**SELECTED TEXT**
####

Let’s be frank: sometimes being a homosexual man or woman can be completely, utterly exhausting.
The majority of time, at least for me, it feels like a constant waltz of gauging how comfortable others are with you–not to mention you with yourself–and how this plays into the manner of their interactions with you.
Everything related to our quote unquote ‘alternate’ sexuality has to be actively sought after. Special bars, special coffee shops, bookstores, special music, special online dating sites. Don’t get me wrong–it’s fantastic we have these things, and I know the older generations in the community point to these as blatant progress. I’ll point with you. These ARE examples of blatant progress. I certainly recognize that without these outlets any sense of community would be lost. And yet, personally, the mere fact everything I do in terms of sexuality—not to mention dating of any kind–is such an enormous effort, leaves me waving the white flag of surrender to the tune of R.E.M’s “Everybody Hurts.”
Melodramatic? Old complaints? Definitely. But if I am resonating with you, then perhaps it’s not simply my latent teen angst.
It would be nice not to have to be ‘tolerated’ as a homosexual woman. Who in their right mind wants to be ‘tolerated’?
I ‘tolerate’ the bitter Minnesota cold–does this mean I have to be it’s best friend? Hell no. Teaching ‘tolerance’ sounds a bit unpleasant; it has a wrinkled nose negative “okay, we’ll leave you alone… we guess,” double meaning.
Acceptance for gay individuals won’t come from tolerating us, it will come when sexual fluidity and different sexualities other than straight are recognized as the norm they actually are (and have always been), and not as the exception to some man-made heteronormative rule.
Which brings me to my oh so very flammable point:
Before I open myself up to derision, I would like to say–I think the ‘It Gets Better” campaign is fantastic, moving, and incredibly important in the wake of such a terrible string of suicides. And with that disclaimer, here I go.
We can’t just say it gets better.
We have to make it better.
We’re working on it, but it’s not enough. We need to work harder. As a homosexual woman, I need to work harder. My straight allies need to work harder. We all need to work harder.

####

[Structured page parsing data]
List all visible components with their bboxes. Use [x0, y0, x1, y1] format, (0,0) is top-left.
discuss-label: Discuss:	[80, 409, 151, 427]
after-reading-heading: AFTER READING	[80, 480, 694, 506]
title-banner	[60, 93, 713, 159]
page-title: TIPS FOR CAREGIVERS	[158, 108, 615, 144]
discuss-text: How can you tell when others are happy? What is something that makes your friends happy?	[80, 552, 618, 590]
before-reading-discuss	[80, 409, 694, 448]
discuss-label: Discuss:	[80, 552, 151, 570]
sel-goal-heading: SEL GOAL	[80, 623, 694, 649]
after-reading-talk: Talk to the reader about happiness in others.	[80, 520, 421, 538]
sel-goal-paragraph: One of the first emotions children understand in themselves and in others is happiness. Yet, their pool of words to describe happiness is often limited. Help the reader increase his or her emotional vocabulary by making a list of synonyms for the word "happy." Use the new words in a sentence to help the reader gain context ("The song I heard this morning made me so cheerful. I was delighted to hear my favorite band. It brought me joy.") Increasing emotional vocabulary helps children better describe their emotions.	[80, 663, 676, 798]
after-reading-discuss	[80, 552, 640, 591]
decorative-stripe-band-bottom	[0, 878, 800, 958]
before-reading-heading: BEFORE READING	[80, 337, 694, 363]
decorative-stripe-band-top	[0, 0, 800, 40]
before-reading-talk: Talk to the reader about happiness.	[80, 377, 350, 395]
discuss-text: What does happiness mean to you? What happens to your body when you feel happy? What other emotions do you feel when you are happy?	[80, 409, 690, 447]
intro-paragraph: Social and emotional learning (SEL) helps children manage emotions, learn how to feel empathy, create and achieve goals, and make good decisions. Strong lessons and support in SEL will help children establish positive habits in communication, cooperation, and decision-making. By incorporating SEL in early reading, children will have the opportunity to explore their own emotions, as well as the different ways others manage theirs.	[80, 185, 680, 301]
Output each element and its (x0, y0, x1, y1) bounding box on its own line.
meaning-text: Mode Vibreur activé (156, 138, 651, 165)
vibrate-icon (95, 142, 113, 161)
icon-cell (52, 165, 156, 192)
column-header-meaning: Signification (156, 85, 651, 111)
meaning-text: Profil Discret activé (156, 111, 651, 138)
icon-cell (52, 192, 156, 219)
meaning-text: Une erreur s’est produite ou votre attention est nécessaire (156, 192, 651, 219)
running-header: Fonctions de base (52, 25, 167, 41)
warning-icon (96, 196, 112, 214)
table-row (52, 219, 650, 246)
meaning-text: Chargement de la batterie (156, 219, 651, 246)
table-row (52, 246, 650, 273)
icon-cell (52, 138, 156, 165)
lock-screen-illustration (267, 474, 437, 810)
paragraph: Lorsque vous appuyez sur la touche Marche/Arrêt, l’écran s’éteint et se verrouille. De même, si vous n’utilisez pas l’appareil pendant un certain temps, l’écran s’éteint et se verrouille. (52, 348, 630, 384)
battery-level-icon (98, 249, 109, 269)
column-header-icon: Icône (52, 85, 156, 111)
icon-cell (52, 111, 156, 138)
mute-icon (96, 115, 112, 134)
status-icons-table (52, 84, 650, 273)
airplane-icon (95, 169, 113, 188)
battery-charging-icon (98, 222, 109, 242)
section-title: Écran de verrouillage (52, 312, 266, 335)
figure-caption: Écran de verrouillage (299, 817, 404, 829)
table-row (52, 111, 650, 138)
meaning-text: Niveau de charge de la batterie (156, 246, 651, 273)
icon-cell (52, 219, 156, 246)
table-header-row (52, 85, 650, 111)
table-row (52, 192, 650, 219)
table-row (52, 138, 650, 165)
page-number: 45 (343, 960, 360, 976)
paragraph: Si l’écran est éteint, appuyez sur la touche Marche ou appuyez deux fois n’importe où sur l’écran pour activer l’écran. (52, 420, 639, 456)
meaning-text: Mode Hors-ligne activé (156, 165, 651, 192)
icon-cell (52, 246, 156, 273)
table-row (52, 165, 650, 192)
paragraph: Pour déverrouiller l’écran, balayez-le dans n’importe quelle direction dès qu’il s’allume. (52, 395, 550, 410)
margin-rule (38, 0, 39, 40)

####

**EXERCISE DIRECTIONS**
Answer these questions from the essay on tolerance above:
1. Which song and band are named in the essay?
2. What weather does the writer say they tolerate?
3. Which campaign does the writer call fantastic, moving, and incredibly important?

**ANSWER SECTION**
1. "Everybody Hurts" by R.E.M.
2. The bitter Minnesota cold.
3. The "It Gets Better" campaign.